- _STORED ROWS_
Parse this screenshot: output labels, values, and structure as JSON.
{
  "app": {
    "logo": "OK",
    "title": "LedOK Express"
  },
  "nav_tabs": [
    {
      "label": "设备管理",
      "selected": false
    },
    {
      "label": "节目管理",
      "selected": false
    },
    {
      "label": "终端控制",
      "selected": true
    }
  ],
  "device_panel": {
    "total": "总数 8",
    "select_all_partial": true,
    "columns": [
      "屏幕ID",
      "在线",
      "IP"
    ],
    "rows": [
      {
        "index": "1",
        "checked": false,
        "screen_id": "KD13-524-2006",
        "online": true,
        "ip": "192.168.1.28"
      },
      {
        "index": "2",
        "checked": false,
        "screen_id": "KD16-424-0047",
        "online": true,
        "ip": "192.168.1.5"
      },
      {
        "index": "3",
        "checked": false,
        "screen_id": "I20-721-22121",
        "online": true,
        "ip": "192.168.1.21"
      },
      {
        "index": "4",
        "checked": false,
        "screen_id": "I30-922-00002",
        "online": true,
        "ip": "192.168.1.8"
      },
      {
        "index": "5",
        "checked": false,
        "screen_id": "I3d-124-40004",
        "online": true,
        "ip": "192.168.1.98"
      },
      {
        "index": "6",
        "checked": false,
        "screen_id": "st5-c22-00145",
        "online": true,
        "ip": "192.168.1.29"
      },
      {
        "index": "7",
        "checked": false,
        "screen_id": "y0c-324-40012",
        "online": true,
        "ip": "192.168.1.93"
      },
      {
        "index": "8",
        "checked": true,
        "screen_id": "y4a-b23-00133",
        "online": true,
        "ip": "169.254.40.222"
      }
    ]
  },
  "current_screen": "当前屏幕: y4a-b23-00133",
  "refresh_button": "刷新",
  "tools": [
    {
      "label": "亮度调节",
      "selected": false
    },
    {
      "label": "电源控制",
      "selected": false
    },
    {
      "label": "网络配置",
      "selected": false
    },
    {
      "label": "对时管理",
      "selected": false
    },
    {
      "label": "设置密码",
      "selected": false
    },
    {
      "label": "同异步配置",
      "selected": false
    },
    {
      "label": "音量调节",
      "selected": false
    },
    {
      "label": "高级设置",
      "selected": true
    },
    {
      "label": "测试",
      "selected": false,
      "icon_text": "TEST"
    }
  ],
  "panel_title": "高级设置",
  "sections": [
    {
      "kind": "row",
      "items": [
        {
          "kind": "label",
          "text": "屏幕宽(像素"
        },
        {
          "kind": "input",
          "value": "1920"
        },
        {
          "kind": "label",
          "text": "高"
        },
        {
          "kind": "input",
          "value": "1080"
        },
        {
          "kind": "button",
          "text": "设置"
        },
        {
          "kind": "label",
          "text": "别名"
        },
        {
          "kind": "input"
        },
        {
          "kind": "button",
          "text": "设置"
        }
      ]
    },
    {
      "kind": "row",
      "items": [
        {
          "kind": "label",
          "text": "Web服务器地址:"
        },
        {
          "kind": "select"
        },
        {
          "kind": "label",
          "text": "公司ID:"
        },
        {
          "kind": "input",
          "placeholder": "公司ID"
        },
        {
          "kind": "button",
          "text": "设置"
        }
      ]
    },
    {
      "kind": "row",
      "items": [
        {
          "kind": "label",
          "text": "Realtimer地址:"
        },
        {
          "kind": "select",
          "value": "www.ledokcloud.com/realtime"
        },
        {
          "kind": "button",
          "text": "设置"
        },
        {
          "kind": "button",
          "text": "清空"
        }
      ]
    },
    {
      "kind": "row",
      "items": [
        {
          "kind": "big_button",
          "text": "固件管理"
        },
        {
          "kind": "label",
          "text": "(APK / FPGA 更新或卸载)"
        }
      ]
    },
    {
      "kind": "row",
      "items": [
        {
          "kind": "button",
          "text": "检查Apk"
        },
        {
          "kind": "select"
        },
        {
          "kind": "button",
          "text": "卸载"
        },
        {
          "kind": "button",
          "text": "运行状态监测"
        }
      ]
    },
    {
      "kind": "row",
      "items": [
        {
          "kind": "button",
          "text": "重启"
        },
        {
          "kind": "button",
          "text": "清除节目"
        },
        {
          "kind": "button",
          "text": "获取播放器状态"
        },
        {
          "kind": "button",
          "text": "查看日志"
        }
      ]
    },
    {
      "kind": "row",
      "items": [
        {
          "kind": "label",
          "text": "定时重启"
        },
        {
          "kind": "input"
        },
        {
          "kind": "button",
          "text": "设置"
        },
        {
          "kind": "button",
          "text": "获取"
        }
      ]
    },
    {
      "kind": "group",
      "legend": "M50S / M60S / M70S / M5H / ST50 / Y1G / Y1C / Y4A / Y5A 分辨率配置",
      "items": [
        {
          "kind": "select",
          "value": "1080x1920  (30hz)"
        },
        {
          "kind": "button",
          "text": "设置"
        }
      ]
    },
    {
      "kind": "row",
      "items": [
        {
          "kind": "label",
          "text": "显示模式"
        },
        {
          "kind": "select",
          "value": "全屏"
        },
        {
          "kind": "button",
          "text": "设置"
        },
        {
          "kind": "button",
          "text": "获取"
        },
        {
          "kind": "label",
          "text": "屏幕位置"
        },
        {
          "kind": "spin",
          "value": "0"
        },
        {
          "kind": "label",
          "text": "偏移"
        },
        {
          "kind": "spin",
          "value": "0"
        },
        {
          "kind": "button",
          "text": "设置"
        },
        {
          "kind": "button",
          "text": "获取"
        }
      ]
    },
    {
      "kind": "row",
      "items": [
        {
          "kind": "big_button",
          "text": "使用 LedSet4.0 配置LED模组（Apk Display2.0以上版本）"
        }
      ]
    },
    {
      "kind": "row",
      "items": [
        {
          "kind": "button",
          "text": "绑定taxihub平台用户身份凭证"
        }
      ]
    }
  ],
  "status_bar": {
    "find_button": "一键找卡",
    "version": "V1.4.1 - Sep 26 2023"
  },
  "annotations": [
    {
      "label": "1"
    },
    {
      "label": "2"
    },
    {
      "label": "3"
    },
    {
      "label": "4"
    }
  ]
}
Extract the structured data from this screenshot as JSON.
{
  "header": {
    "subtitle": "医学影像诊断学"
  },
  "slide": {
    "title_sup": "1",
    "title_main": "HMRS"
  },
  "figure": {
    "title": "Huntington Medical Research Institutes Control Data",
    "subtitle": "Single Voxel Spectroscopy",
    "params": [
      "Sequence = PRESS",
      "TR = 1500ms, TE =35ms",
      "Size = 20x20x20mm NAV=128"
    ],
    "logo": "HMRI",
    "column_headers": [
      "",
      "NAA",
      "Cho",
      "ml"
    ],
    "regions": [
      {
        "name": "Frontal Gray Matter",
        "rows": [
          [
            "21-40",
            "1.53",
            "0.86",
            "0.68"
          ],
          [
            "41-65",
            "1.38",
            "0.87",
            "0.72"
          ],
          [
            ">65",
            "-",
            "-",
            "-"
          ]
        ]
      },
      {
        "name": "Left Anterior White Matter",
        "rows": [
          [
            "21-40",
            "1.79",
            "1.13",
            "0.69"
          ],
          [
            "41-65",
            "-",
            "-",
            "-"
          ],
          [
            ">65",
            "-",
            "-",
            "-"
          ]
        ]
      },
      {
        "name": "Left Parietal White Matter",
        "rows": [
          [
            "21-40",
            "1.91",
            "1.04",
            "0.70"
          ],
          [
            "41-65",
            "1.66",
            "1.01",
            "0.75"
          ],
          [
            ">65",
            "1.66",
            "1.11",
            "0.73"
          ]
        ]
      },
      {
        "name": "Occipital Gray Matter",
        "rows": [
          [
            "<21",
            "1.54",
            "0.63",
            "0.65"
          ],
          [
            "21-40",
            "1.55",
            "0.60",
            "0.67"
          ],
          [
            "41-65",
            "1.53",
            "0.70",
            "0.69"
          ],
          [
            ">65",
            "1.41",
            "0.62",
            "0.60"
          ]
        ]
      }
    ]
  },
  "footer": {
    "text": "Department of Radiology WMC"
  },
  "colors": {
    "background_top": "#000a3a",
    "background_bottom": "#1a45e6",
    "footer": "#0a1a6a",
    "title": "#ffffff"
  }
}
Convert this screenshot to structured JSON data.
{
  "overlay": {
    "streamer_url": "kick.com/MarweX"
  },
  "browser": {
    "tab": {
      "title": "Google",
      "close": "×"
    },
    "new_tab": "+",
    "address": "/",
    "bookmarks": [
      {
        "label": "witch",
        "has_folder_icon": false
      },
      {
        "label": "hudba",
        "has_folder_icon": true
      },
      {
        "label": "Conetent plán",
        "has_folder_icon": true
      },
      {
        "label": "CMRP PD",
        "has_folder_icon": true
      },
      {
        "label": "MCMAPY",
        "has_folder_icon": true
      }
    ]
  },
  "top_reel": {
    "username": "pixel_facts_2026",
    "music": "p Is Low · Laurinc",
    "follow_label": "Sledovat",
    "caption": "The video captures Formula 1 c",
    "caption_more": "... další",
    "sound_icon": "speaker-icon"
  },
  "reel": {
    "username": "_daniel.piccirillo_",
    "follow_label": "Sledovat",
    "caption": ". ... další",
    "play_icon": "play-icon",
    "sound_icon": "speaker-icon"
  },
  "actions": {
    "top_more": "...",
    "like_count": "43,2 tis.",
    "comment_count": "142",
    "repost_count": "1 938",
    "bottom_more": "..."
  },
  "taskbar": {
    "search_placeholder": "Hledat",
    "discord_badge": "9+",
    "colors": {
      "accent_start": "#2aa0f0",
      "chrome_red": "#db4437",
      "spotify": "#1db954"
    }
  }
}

- _THE TASK_
From the entries above, select each line containing the string "index".

- _SOLUTION TO THIS TASK_
        "index": "1",
        "index": "2",
        "index": "3",
        "index": "4",
        "index": "5",
        "index": "6",
        "index": "7",
        "index": "8",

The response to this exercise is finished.